Task to complete:
The records below are to be repeated in full, exactly as they are.

# # # # #

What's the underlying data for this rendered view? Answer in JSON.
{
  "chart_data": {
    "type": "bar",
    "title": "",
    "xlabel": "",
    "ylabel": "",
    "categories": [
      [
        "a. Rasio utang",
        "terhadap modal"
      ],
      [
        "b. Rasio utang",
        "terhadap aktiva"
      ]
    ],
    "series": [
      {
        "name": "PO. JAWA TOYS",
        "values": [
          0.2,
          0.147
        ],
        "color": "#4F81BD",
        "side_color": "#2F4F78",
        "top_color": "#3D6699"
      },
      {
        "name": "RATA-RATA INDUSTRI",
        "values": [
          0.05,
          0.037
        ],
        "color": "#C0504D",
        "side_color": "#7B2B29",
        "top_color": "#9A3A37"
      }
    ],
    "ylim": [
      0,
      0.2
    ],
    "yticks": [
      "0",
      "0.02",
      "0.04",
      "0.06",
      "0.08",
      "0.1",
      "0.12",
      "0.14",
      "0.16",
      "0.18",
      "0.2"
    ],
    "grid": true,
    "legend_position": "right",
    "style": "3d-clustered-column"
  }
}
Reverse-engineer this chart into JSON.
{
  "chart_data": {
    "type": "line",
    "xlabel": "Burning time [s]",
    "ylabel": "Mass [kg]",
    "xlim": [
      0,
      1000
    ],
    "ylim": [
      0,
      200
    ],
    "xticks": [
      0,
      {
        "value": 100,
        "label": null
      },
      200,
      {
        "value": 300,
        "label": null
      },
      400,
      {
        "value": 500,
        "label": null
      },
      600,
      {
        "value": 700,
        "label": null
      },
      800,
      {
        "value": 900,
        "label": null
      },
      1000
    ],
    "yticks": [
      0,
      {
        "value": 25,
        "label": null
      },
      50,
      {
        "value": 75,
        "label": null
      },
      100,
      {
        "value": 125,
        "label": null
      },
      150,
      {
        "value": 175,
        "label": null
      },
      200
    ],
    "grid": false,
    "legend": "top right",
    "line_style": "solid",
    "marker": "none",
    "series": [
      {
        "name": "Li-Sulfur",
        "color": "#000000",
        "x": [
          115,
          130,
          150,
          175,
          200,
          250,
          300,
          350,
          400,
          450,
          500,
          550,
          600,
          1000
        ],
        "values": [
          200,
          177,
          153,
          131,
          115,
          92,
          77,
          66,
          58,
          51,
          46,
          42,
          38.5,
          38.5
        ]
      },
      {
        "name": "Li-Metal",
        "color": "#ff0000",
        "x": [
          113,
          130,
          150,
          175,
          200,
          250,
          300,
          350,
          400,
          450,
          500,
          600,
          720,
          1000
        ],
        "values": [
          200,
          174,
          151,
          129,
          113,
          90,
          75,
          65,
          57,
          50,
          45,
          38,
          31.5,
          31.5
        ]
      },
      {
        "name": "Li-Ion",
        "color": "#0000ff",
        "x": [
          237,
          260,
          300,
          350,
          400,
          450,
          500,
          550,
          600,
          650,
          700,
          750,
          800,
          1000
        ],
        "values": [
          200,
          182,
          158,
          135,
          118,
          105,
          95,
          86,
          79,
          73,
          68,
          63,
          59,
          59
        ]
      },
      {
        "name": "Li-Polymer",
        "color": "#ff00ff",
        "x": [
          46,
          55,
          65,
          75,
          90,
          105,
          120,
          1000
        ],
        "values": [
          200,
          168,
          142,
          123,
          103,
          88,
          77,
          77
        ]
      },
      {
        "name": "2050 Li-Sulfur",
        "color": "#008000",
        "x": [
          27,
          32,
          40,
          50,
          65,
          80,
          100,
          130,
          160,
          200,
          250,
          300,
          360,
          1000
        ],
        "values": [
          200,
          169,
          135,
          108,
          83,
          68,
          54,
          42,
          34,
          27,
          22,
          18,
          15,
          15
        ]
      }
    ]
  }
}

# # # # #

Answer below:
What's the underlying data for this rendered view? Answer in JSON.
{
  "chart_data": {
    "type": "bar",
    "title": "",
    "xlabel": "",
    "ylabel": "",
    "categories": [
      [
        "a. Rasio utang",
        "terhadap modal"
      ],
      [
        "b. Rasio utang",
        "terhadap aktiva"
      ]
    ],
    "series": [
      {
        "name": "PO. JAWA TOYS",
        "values": [
          0.2,
          0.147
        ],
        "color": "#4F81BD",
        "side_color": "#2F4F78",
        "top_color": "#3D6699"
      },
      {
        "name": "RATA-RATA INDUSTRI",
        "values": [
          0.05,
          0.037
        ],
        "color": "#C0504D",
        "side_color": "#7B2B29",
        "top_color": "#9A3A37"
      }
    ],
    "ylim": [
      0,
      0.2
    ],
    "yticks": [
      "0",
      "0.02",
      "0.04",
      "0.06",
      "0.08",
      "0.1",
      "0.12",
      "0.14",
      "0.16",
      "0.18",
      "0.2"
    ],
    "grid": true,
    "legend_position": "right",
    "style": "3d-clustered-column"
  }
}
Reverse-engineer this chart into JSON.
{
  "chart_data": {
    "type": "line",
    "xlabel": "Burning time [s]",
    "ylabel": "Mass [kg]",
    "xlim": [
      0,
      1000
    ],
    "ylim": [
      0,
      200
    ],
    "xticks": [
      0,
      {
        "value": 100,
        "label": null
      },
      200,
      {
        "value": 300,
        "label": null
      },
      400,
      {
        "value": 500,
        "label": null
      },
      600,
      {
        "value": 700,
        "label": null
      },
      800,
      {
        "value": 900,
        "label": null
      },
      1000
    ],
    "yticks": [
      0,
      {
        "value": 25,
        "label": null
      },
      50,
      {
        "value": 75,
        "label": null
      },
      100,
      {
        "value": 125,
        "label": null
      },
      150,
      {
        "value": 175,
        "label": null
      },
      200
    ],
    "grid": false,
    "legend": "top right",
    "line_style": "solid",
    "marker": "none",
    "series": [
      {
        "name": "Li-Sulfur",
        "color": "#000000",
        "x": [
          115,
          130,
          150,
          175,
          200,
          250,
          300,
          350,
          400,
          450,
          500,
          550,
          600,
          1000
        ],
        "values": [
          200,
          177,
          153,
          131,
          115,
          92,
          77,
          66,
          58,
          51,
          46,
          42,
          38.5,
          38.5
        ]
      },
      {
        "name": "Li-Metal",
        "color": "#ff0000",
        "x": [
          113,
          130,
          150,
          175,
          200,
          250,
          300,
          350,
          400,
          450,
          500,
          600,
          720,
          1000
        ],
        "values": [
          200,
          174,
          151,
          129,
          113,
          90,
          75,
          65,
          57,
          50,
          45,
          38,
          31.5,
          31.5
        ]
      },
      {
        "name": "Li-Ion",
        "color": "#0000ff",
        "x": [
          237,
          260,
          300,
          350,
          400,
          450,
          500,
          550,
          600,
          650,
          700,
          750,
          800,
          1000
        ],
        "values": [
          200,
          182,
          158,
          135,
          118,
          105,
          95,
          86,
          79,
          73,
          68,
          63,
          59,
          59
        ]
      },
      {
        "name": "Li-Polymer",
        "color": "#ff00ff",
        "x": [
          46,
          55,
          65,
          75,
          90,
          105,
          120,
          1000
        ],
        "values": [
          200,
          168,
          142,
          123,
          103,
          88,
          77,
          77
        ]
      },
      {
        "name": "2050 Li-Sulfur",
        "color": "#008000",
        "x": [
          27,
          32,
          40,
          50,
          65,
          80,
          100,
          130,
          160,
          200,
          250,
          300,
          360,
          1000
        ],
        "values": [
          200,
          169,
          135,
          108,
          83,
          68,
          54,
          42,
          34,
          27,
          22,
          18,
          15,
          15
        ]
      }
    ]
  }
}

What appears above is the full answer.